[START Input data]

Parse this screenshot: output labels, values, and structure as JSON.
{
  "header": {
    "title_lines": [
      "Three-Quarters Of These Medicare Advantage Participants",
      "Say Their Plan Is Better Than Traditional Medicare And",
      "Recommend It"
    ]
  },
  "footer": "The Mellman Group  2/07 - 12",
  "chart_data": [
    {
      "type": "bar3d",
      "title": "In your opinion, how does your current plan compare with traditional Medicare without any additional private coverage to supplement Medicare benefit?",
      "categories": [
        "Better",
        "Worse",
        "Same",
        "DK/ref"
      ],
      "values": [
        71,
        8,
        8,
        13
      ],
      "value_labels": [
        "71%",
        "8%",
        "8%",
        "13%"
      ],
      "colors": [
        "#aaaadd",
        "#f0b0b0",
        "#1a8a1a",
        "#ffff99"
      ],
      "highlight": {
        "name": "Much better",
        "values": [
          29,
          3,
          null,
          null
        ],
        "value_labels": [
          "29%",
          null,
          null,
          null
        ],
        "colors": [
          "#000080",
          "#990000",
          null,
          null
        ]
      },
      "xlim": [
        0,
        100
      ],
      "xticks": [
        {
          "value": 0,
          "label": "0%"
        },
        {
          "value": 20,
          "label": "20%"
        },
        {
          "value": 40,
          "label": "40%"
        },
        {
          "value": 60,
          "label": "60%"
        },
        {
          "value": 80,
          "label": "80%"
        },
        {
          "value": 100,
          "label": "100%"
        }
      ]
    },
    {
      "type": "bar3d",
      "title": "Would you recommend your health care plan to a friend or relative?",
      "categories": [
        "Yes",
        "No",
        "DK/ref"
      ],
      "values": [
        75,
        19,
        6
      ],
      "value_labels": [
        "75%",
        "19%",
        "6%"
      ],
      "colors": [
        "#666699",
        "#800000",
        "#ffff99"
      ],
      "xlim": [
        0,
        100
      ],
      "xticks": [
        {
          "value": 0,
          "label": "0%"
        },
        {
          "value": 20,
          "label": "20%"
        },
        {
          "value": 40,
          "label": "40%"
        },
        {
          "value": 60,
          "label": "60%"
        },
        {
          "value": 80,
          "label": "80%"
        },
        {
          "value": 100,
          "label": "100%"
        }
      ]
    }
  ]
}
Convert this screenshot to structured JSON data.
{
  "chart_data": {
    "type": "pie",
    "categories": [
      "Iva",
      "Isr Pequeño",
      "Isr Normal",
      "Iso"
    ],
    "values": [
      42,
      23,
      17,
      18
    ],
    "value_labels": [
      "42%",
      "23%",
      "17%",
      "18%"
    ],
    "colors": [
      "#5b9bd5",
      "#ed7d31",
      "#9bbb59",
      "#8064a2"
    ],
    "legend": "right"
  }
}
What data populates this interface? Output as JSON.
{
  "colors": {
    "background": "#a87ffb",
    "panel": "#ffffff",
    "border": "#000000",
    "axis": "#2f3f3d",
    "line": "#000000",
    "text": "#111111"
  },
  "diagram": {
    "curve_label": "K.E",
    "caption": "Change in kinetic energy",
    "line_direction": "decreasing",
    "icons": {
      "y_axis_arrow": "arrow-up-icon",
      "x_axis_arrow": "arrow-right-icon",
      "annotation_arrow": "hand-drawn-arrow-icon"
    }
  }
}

[END Input data]

=== Task to carry out ===
Word for word, write out the data.

=== Output for this task ===
Parse this screenshot: output labels, values, and structure as JSON.
{
  "header": {
    "title_lines": [
      "Three-Quarters Of These Medicare Advantage Participants",
      "Say Their Plan Is Better Than Traditional Medicare And",
      "Recommend It"
    ]
  },
  "footer": "The Mellman Group  2/07 - 12",
  "chart_data": [
    {
      "type": "bar3d",
      "title": "In your opinion, how does your current plan compare with traditional Medicare without any additional private coverage to supplement Medicare benefit?",
      "categories": [
        "Better",
        "Worse",
        "Same",
        "DK/ref"
      ],
      "values": [
        71,
        8,
        8,
        13
      ],
      "value_labels": [
        "71%",
        "8%",
        "8%",
        "13%"
      ],
      "colors": [
        "#aaaadd",
        "#f0b0b0",
        "#1a8a1a",
        "#ffff99"
      ],
      "highlight": {
        "name": "Much better",
        "values": [
          29,
          3,
          null,
          null
        ],
        "value_labels": [
          "29%",
          null,
          null,
          null
        ],
        "colors": [
          "#000080",
          "#990000",
          null,
          null
        ]
      },
      "xlim": [
        0,
        100
      ],
      "xticks": [
        {
          "value": 0,
          "label": "0%"
        },
        {
          "value": 20,
          "label": "20%"
        },
        {
          "value": 40,
          "label": "40%"
        },
        {
          "value": 60,
          "label": "60%"
        },
        {
          "value": 80,
          "label": "80%"
        },
        {
          "value": 100,
          "label": "100%"
        }
      ]
    },
    {
      "type": "bar3d",
      "title": "Would you recommend your health care plan to a friend or relative?",
      "categories": [
        "Yes",
        "No",
        "DK/ref"
      ],
      "values": [
        75,
        19,
        6
      ],
      "value_labels": [
        "75%",
        "19%",
        "6%"
      ],
      "colors": [
        "#666699",
        "#800000",
        "#ffff99"
      ],
      "xlim": [
        0,
        100
      ],
      "xticks": [
        {
          "value": 0,
          "label": "0%"
        },
        {
          "value": 20,
          "label": "20%"
        },
        {
          "value": 40,
          "label": "40%"
        },
        {
          "value": 60,
          "label": "60%"
        },
        {
          "value": 80,
          "label": "80%"
        },
        {
          "value": 100,
          "label": "100%"
        }
      ]
    }
  ]
}
Convert this screenshot to structured JSON data.
{
  "chart_data": {
    "type": "pie",
    "categories": [
      "Iva",
      "Isr Pequeño",
      "Isr Normal",
      "Iso"
    ],
    "values": [
      42,
      23,
      17,
      18
    ],
    "value_labels": [
      "42%",
      "23%",
      "17%",
      "18%"
    ],
    "colors": [
      "#5b9bd5",
      "#ed7d31",
      "#9bbb59",
      "#8064a2"
    ],
    "legend": "right"
  }
}
What data populates this interface? Output as JSON.
{
  "colors": {
    "background": "#a87ffb",
    "panel": "#ffffff",
    "border": "#000000",
    "axis": "#2f3f3d",
    "line": "#000000",
    "text": "#111111"
  },
  "diagram": {
    "curve_label": "K.E",
    "caption": "Change in kinetic energy",
    "line_direction": "decreasing",
    "icons": {
      "y_axis_arrow": "arrow-up-icon",
      "x_axis_arrow": "arrow-right-icon",
      "annotation_arrow": "hand-drawn-arrow-icon"
    }
  }
}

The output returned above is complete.